Every record here needs to be written out again exactly.

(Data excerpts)
★ ★ ★ ★ ★ ★ ★

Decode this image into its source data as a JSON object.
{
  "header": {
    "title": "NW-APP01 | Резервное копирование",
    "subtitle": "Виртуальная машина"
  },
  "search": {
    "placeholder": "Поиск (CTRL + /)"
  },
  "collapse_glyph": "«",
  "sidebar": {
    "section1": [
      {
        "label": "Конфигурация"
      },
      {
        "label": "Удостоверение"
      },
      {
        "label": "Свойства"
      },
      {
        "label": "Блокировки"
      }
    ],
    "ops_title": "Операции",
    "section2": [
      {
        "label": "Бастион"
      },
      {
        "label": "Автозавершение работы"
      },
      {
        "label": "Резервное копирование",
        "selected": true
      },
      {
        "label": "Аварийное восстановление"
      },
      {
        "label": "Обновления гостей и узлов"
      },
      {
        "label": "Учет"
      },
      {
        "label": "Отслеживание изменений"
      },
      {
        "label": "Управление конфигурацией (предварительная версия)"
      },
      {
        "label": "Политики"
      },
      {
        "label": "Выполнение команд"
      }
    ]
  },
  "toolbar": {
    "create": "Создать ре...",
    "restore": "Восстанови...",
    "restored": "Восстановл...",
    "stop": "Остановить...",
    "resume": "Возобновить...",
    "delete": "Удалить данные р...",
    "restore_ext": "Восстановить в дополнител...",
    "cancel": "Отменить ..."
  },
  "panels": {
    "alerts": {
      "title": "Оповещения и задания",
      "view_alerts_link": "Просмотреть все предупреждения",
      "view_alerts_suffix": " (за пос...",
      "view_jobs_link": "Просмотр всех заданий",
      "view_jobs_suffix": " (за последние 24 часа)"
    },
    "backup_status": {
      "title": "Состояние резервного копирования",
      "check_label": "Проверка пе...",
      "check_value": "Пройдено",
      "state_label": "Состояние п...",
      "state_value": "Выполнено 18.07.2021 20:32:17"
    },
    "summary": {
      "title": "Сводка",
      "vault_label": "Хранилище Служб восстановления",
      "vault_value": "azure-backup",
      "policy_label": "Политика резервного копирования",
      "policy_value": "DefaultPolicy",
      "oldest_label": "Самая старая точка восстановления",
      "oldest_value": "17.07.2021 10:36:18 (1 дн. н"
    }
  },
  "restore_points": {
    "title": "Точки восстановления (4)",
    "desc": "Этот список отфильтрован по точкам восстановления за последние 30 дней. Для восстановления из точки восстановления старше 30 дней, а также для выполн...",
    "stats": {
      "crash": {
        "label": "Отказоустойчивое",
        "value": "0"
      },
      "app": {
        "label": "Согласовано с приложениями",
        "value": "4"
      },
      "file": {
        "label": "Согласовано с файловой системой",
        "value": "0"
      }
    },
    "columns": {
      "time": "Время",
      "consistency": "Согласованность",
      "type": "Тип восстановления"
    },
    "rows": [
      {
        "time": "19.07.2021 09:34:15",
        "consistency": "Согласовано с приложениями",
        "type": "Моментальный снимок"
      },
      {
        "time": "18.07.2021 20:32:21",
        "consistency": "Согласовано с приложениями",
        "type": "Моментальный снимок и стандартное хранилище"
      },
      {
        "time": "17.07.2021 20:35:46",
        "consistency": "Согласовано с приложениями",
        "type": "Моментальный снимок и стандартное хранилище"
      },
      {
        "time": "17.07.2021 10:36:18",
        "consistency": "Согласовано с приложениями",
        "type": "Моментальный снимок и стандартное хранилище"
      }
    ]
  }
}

★ ★ ★ ★ ★ ★ ★

* [ANSWER TO THIS PROBLEM]:
Decode this image into its source data as a JSON object.
{
  "header": {
    "title": "NW-APP01 | Резервное копирование",
    "subtitle": "Виртуальная машина"
  },
  "search": {
    "placeholder": "Поиск (CTRL + /)"
  },
  "collapse_glyph": "«",
  "sidebar": {
    "section1": [
      {
        "label": "Конфигурация"
      },
      {
        "label": "Удостоверение"
      },
      {
        "label": "Свойства"
      },
      {
        "label": "Блокировки"
      }
    ],
    "ops_title": "Операции",
    "section2": [
      {
        "label": "Бастион"
      },
      {
        "label": "Автозавершение работы"
      },
      {
        "label": "Резервное копирование",
        "selected": true
      },
      {
        "label": "Аварийное восстановление"
      },
      {
        "label": "Обновления гостей и узлов"
      },
      {
        "label": "Учет"
      },
      {
        "label": "Отслеживание изменений"
      },
      {
        "label": "Управление конфигурацией (предварительная версия)"
      },
      {
        "label": "Политики"
      },
      {
        "label": "Выполнение команд"
      }
    ]
  },
  "toolbar": {
    "create": "Создать ре...",
    "restore": "Восстанови...",
    "restored": "Восстановл...",
    "stop": "Остановить...",
    "resume": "Возобновить...",
    "delete": "Удалить данные р...",
    "restore_ext": "Восстановить в дополнител...",
    "cancel": "Отменить ..."
  },
  "panels": {
    "alerts": {
      "title": "Оповещения и задания",
      "view_alerts_link": "Просмотреть все предупреждения",
      "view_alerts_suffix": " (за пос...",
      "view_jobs_link": "Просмотр всех заданий",
      "view_jobs_suffix": " (за последние 24 часа)"
    },
    "backup_status": {
      "title": "Состояние резервного копирования",
      "check_label": "Проверка пе...",
      "check_value": "Пройдено",
      "state_label": "Состояние п...",
      "state_value": "Выполнено 18.07.2021 20:32:17"
    },
    "summary": {
      "title": "Сводка",
      "vault_label": "Хранилище Служб восстановления",
      "vault_value": "azure-backup",
      "policy_label": "Политика резервного копирования",
      "policy_value": "DefaultPolicy",
      "oldest_label": "Самая старая точка восстановления",
      "oldest_value": "17.07.2021 10:36:18 (1 дн. н"
    }
  },
  "restore_points": {
    "title": "Точки восстановления (4)",
    "desc": "Этот список отфильтрован по точкам восстановления за последние 30 дней. Для восстановления из точки восстановления старше 30 дней, а также для выполн...",
    "stats": {
      "crash": {
        "label": "Отказоустойчивое",
        "value": "0"
      },
      "app": {
        "label": "Согласовано с приложениями",
        "value": "4"
      },
      "file": {
        "label": "Согласовано с файловой системой",
        "value": "0"
      }
    },
    "columns": {
      "time": "Время",
      "consistency": "Согласованность",
      "type": "Тип восстановления"
    },
    "rows": [
      {
        "time": "19.07.2021 09:34:15",
        "consistency": "Согласовано с приложениями",
        "type": "Моментальный снимок"
      },
      {
        "time": "18.07.2021 20:32:21",
        "consistency": "Согласовано с приложениями",
        "type": "Моментальный снимок и стандартное хранилище"
      },
      {
        "time": "17.07.2021 20:35:46",
        "consistency": "Согласовано с приложениями",
        "type": "Моментальный снимок и стандартное хранилище"
      },
      {
        "time": "17.07.2021 10:36:18",
        "consistency": "Согласовано с приложениями",
        "type": "Моментальный снимок и стандартное хранилище"
      }
    ]
  }
}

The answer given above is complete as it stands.